WORK INSTRUCTIONS |
Lines containing the word "Doses" should be extracted in full.

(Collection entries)
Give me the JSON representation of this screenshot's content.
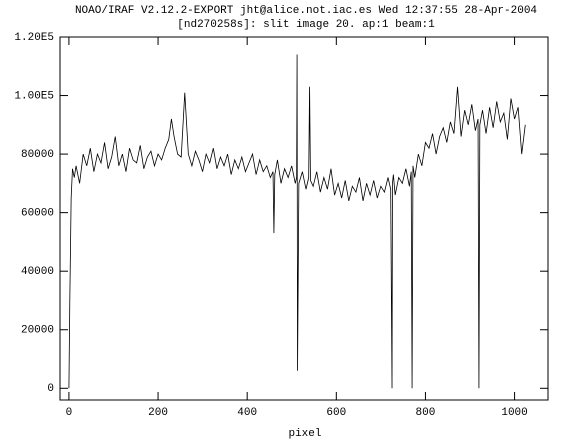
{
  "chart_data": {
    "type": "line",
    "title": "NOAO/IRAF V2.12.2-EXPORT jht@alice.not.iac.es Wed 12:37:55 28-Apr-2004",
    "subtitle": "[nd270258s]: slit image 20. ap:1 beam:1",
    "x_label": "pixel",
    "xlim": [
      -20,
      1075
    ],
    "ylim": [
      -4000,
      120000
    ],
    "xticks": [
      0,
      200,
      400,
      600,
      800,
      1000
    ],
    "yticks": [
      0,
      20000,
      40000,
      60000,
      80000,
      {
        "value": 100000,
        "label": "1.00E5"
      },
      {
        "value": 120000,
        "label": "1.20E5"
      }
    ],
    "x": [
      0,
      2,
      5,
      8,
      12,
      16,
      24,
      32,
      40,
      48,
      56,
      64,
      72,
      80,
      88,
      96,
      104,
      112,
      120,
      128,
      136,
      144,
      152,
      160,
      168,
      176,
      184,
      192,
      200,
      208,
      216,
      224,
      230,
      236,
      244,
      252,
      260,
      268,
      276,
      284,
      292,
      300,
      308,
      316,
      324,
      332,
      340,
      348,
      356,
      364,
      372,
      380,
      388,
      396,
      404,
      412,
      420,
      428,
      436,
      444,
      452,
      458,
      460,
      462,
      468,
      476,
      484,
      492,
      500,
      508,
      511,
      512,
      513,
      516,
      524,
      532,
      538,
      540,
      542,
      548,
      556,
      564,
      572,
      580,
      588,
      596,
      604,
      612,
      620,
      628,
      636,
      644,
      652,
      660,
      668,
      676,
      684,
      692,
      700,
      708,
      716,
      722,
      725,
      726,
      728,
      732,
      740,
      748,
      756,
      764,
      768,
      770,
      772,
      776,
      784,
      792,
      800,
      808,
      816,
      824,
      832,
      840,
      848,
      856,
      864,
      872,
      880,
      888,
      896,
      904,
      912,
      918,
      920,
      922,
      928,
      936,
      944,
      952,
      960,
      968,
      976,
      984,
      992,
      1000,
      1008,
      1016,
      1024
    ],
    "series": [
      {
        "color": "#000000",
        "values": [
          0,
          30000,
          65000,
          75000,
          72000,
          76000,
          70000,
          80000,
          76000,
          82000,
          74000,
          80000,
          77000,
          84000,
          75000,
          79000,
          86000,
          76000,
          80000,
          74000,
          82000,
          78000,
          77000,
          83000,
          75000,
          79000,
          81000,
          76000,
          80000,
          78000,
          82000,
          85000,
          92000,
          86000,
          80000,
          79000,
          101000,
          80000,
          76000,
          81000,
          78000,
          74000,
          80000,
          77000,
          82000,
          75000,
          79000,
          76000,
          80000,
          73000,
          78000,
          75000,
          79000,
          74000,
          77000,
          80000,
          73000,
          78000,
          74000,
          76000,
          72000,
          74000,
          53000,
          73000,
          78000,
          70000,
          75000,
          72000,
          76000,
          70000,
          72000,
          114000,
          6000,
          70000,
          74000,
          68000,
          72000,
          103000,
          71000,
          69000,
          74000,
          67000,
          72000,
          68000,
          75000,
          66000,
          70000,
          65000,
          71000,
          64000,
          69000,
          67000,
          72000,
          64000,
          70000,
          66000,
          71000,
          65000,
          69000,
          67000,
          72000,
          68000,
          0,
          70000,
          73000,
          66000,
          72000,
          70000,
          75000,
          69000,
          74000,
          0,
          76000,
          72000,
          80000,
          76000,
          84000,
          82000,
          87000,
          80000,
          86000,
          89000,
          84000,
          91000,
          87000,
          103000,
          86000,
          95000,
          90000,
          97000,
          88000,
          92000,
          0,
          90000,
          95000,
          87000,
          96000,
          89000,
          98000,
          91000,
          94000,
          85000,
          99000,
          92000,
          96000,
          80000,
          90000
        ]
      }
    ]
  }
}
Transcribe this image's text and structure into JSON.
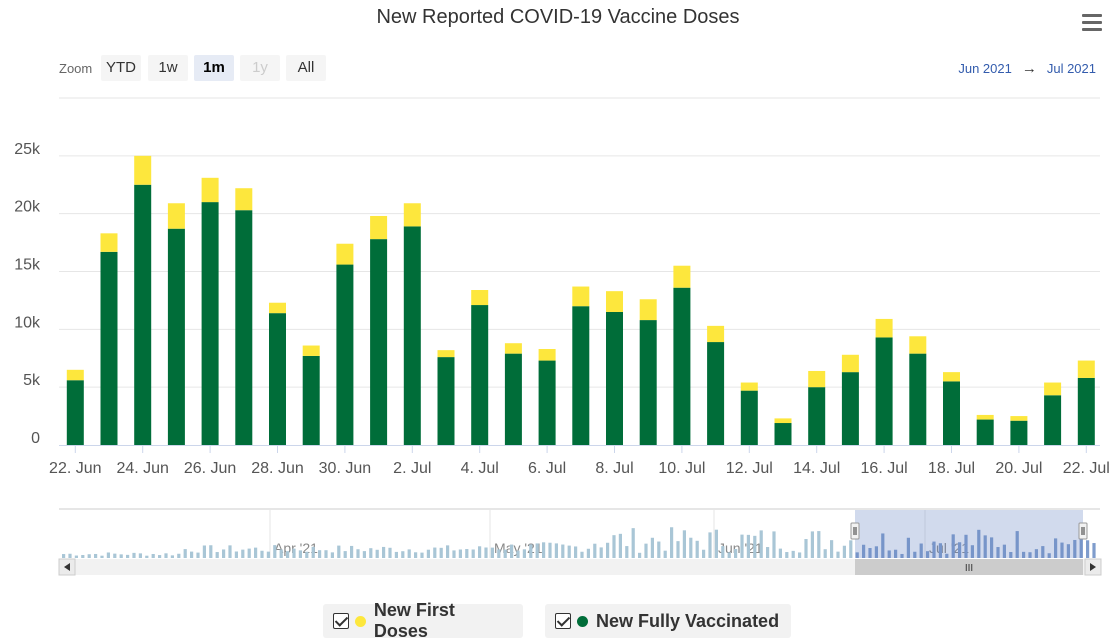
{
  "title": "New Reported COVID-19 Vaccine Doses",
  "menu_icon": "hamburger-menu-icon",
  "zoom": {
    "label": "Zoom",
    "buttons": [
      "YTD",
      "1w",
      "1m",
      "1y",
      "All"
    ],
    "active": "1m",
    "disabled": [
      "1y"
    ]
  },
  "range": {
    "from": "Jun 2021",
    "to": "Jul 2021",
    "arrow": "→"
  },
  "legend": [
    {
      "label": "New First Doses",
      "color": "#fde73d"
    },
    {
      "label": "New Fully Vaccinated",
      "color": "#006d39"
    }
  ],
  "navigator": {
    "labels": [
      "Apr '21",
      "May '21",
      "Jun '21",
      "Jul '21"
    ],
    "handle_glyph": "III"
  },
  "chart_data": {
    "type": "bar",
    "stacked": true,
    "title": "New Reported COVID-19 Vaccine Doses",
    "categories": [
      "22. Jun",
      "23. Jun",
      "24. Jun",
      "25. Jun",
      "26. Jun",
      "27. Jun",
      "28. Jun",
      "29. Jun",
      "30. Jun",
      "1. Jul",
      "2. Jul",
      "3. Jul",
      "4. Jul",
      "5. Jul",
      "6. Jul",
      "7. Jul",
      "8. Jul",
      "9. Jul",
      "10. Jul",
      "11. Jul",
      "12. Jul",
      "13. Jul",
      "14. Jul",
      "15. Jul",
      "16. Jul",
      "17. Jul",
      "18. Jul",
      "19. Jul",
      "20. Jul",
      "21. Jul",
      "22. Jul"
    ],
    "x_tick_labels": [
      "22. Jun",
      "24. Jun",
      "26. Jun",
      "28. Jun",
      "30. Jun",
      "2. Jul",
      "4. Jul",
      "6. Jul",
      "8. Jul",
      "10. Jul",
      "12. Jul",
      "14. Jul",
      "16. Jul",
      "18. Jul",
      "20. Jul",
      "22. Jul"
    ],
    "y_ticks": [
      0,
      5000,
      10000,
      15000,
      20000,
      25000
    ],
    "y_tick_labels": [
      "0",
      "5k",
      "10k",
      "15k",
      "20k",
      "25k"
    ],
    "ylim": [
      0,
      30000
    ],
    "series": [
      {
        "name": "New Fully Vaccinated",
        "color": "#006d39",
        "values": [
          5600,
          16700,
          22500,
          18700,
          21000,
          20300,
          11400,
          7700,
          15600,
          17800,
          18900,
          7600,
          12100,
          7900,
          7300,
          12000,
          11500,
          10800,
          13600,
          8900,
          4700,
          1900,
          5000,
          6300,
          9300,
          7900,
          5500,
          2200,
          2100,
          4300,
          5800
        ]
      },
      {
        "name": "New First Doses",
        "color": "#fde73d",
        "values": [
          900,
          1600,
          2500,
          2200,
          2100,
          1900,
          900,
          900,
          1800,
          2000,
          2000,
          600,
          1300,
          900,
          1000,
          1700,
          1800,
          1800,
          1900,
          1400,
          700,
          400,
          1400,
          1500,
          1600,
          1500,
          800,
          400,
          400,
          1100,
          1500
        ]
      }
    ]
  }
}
--
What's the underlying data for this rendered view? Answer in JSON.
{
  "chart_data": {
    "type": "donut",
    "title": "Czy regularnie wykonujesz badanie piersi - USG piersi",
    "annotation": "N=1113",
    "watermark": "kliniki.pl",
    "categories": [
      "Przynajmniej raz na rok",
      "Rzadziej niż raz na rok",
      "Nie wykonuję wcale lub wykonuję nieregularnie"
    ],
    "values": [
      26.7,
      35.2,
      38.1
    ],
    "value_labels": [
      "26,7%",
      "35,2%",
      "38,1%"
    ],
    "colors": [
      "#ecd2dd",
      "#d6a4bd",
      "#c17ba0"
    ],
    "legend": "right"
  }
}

FINISHED TASK |
  "title": "New Reported COVID-19 Vaccine Doses",
      "label": "New First Doses",
    "title": "New Reported COVID-19 Vaccine Doses",
        "name": "New First Doses",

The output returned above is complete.